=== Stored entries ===
===

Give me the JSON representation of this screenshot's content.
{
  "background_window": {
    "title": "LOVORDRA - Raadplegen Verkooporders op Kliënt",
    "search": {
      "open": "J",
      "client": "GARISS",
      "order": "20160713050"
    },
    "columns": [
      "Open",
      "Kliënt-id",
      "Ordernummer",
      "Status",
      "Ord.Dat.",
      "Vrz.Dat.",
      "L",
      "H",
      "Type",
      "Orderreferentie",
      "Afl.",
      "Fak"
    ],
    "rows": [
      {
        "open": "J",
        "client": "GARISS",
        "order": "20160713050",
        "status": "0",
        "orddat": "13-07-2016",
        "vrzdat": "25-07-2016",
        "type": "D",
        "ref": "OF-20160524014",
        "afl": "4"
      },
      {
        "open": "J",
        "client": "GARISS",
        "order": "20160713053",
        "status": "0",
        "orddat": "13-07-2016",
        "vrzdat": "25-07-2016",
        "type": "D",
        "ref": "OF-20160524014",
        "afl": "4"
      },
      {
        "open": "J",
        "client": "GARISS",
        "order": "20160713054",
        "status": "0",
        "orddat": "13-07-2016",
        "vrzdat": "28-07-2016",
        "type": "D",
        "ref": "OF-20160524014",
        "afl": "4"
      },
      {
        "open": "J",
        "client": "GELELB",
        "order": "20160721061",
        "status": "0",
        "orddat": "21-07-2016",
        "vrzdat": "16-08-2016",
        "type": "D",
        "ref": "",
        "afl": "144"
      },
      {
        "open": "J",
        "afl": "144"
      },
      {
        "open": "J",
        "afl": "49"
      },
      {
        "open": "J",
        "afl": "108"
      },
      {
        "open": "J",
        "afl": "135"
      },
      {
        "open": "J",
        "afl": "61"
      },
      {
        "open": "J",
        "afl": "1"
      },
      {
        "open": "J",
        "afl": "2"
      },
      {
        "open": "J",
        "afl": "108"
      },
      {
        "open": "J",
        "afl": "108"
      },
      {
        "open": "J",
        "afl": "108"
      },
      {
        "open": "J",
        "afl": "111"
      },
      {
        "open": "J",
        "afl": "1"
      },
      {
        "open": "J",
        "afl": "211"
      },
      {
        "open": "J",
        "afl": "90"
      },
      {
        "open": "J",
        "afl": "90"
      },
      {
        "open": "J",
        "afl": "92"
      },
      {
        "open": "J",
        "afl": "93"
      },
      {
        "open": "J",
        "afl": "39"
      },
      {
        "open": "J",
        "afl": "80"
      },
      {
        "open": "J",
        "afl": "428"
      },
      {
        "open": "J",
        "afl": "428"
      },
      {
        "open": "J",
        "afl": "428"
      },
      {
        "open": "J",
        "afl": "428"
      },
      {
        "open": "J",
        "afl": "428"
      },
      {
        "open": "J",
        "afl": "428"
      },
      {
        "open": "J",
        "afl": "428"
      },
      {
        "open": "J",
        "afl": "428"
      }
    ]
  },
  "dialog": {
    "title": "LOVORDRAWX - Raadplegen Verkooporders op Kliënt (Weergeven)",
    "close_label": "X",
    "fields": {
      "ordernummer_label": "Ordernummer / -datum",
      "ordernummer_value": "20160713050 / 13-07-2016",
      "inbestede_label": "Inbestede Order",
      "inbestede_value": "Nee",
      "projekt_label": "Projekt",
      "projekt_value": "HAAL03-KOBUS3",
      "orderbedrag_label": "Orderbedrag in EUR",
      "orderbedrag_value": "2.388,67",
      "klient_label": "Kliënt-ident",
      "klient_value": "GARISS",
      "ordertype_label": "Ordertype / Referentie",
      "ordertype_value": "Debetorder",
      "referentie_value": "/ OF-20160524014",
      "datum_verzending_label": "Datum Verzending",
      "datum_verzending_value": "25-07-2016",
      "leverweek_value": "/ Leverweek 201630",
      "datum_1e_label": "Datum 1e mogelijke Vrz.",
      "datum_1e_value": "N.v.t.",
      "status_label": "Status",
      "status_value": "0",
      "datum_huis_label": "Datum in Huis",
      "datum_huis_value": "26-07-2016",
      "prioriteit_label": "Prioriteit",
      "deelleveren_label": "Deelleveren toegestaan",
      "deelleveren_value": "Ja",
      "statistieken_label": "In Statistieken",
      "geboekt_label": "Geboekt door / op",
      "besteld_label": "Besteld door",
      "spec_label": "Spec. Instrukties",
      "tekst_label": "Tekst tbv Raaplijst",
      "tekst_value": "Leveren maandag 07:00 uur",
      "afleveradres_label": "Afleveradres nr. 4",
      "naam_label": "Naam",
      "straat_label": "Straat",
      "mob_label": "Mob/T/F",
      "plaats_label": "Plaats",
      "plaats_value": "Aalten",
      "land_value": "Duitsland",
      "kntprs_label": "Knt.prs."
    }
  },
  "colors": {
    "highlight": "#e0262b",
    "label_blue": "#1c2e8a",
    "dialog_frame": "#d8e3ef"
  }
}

===

=== Request ===
Set down all of the entries exactly, please.

=== Complete response ===
Give me the JSON representation of this screenshot's content.
{
  "background_window": {
    "title": "LOVORDRA - Raadplegen Verkooporders op Kliënt",
    "search": {
      "open": "J",
      "client": "GARISS",
      "order": "20160713050"
    },
    "columns": [
      "Open",
      "Kliënt-id",
      "Ordernummer",
      "Status",
      "Ord.Dat.",
      "Vrz.Dat.",
      "L",
      "H",
      "Type",
      "Orderreferentie",
      "Afl.",
      "Fak"
    ],
    "rows": [
      {
        "open": "J",
        "client": "GARISS",
        "order": "20160713050",
        "status": "0",
        "orddat": "13-07-2016",
        "vrzdat": "25-07-2016",
        "type": "D",
        "ref": "OF-20160524014",
        "afl": "4"
      },
      {
        "open": "J",
        "client": "GARISS",
        "order": "20160713053",
        "status": "0",
        "orddat": "13-07-2016",
        "vrzdat": "25-07-2016",
        "type": "D",
        "ref": "OF-20160524014",
        "afl": "4"
      },
      {
        "open": "J",
        "client": "GARISS",
        "order": "20160713054",
        "status": "0",
        "orddat": "13-07-2016",
        "vrzdat": "28-07-2016",
        "type": "D",
        "ref": "OF-20160524014",
        "afl": "4"
      },
      {
        "open": "J",
        "client": "GELELB",
        "order": "20160721061",
        "status": "0",
        "orddat": "21-07-2016",
        "vrzdat": "16-08-2016",
        "type": "D",
        "ref": "",
        "afl": "144"
      },
      {
        "open": "J",
        "afl": "144"
      },
      {
        "open": "J",
        "afl": "49"
      },
      {
        "open": "J",
        "afl": "108"
      },
      {
        "open": "J",
        "afl": "135"
      },
      {
        "open": "J",
        "afl": "61"
      },
      {
        "open": "J",
        "afl": "1"
      },
      {
        "open": "J",
        "afl": "2"
      },
      {
        "open": "J",
        "afl": "108"
      },
      {
        "open": "J",
        "afl": "108"
      },
      {
        "open": "J",
        "afl": "108"
      },
      {
        "open": "J",
        "afl": "111"
      },
      {
        "open": "J",
        "afl": "1"
      },
      {
        "open": "J",
        "afl": "211"
      },
      {
        "open": "J",
        "afl": "90"
      },
      {
        "open": "J",
        "afl": "90"
      },
      {
        "open": "J",
        "afl": "92"
      },
      {
        "open": "J",
        "afl": "93"
      },
      {
        "open": "J",
        "afl": "39"
      },
      {
        "open": "J",
        "afl": "80"
      },
      {
        "open": "J",
        "afl": "428"
      },
      {
        "open": "J",
        "afl": "428"
      },
      {
        "open": "J",
        "afl": "428"
      },
      {
        "open": "J",
        "afl": "428"
      },
      {
        "open": "J",
        "afl": "428"
      },
      {
        "open": "J",
        "afl": "428"
      },
      {
        "open": "J",
        "afl": "428"
      },
      {
        "open": "J",
        "afl": "428"
      }
    ]
  },
  "dialog": {
    "title": "LOVORDRAWX - Raadplegen Verkooporders op Kliënt (Weergeven)",
    "close_label": "X",
    "fields": {
      "ordernummer_label": "Ordernummer / -datum",
      "ordernummer_value": "20160713050 / 13-07-2016",
      "inbestede_label": "Inbestede Order",
      "inbestede_value": "Nee",
      "projekt_label": "Projekt",
      "projekt_value": "HAAL03-KOBUS3",
      "orderbedrag_label": "Orderbedrag in EUR",
      "orderbedrag_value": "2.388,67",
      "klient_label": "Kliënt-ident",
      "klient_value": "GARISS",
      "ordertype_label": "Ordertype / Referentie",
      "ordertype_value": "Debetorder",
      "referentie_value": "/ OF-20160524014",
      "datum_verzending_label": "Datum Verzending",
      "datum_verzending_value": "25-07-2016",
      "leverweek_value": "/ Leverweek 201630",
      "datum_1e_label": "Datum 1e mogelijke Vrz.",
      "datum_1e_value": "N.v.t.",
      "status_label": "Status",
      "status_value": "0",
      "datum_huis_label": "Datum in Huis",
      "datum_huis_value": "26-07-2016",
      "prioriteit_label": "Prioriteit",
      "deelleveren_label": "Deelleveren toegestaan",
      "deelleveren_value": "Ja",
      "statistieken_label": "In Statistieken",
      "geboekt_label": "Geboekt door / op",
      "besteld_label": "Besteld door",
      "spec_label": "Spec. Instrukties",
      "tekst_label": "Tekst tbv Raaplijst",
      "tekst_value": "Leveren maandag 07:00 uur",
      "afleveradres_label": "Afleveradres nr. 4",
      "naam_label": "Naam",
      "straat_label": "Straat",
      "mob_label": "Mob/T/F",
      "plaats_label": "Plaats",
      "plaats_value": "Aalten",
      "land_value": "Duitsland",
      "kntprs_label": "Knt.prs."
    }
  },
  "colors": {
    "highlight": "#e0262b",
    "label_blue": "#1c2e8a",
    "dialog_frame": "#d8e3ef"
  }
}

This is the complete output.